[Problem to solve]
Find how many lines in the data below mention "heading". Give the number only.
....
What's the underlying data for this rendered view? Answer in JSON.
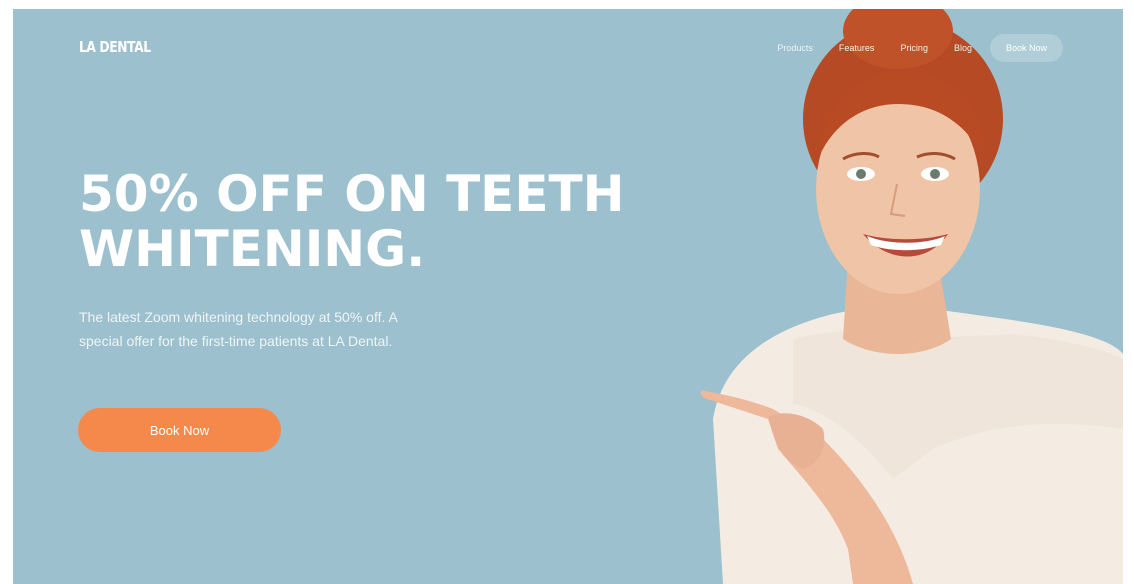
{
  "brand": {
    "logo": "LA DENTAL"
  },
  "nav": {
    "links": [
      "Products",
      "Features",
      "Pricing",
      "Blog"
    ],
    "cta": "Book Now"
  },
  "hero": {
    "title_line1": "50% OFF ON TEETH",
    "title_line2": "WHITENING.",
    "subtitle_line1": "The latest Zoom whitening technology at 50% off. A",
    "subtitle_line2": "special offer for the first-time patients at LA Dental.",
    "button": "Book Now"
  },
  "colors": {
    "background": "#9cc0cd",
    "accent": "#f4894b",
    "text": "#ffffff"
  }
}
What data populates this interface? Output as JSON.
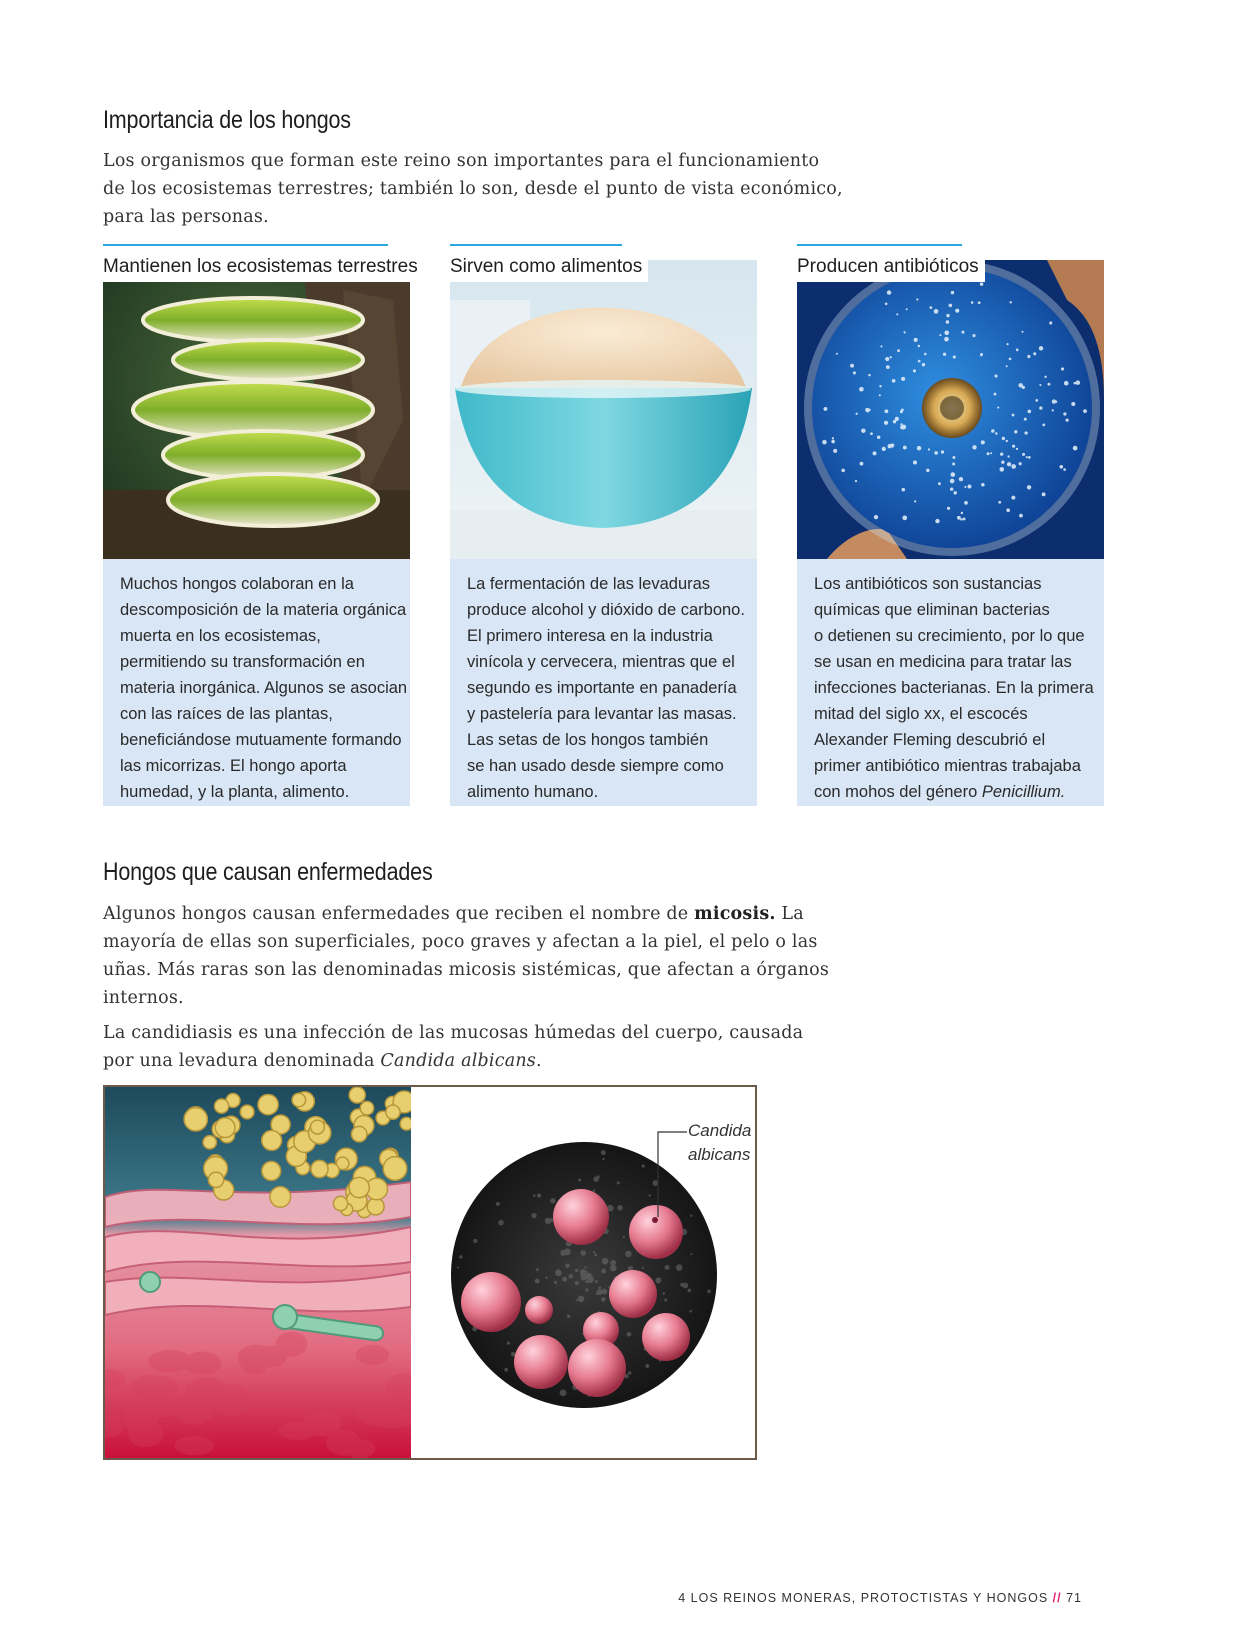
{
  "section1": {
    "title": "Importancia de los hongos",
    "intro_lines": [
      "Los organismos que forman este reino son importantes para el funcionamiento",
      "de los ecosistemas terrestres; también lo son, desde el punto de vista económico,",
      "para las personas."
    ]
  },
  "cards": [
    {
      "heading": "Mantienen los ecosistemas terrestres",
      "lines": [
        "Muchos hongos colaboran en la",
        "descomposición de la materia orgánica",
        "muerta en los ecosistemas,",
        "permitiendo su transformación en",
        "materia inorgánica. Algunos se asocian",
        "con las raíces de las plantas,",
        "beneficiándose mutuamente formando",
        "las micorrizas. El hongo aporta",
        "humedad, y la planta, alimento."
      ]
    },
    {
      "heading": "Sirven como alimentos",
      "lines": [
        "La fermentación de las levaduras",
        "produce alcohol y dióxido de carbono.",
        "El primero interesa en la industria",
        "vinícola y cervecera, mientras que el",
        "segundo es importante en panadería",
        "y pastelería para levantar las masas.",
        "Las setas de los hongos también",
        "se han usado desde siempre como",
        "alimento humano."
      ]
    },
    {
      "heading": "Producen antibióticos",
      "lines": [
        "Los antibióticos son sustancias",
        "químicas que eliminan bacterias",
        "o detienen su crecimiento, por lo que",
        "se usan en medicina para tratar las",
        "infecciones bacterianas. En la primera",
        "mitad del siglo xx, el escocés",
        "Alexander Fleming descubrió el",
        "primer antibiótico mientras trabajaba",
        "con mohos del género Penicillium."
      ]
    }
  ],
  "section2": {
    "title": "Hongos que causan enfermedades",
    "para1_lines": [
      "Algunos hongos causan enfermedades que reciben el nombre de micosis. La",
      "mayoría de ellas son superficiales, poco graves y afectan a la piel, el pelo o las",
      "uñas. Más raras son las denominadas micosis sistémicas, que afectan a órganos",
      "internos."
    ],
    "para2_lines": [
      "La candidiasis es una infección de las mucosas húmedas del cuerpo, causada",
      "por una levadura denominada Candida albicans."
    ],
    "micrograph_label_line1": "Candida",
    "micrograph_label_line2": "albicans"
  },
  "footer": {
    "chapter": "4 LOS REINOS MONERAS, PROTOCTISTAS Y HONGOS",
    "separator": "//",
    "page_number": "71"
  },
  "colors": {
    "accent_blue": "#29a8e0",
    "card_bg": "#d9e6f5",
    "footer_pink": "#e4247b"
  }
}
....
[Exercise answer]
3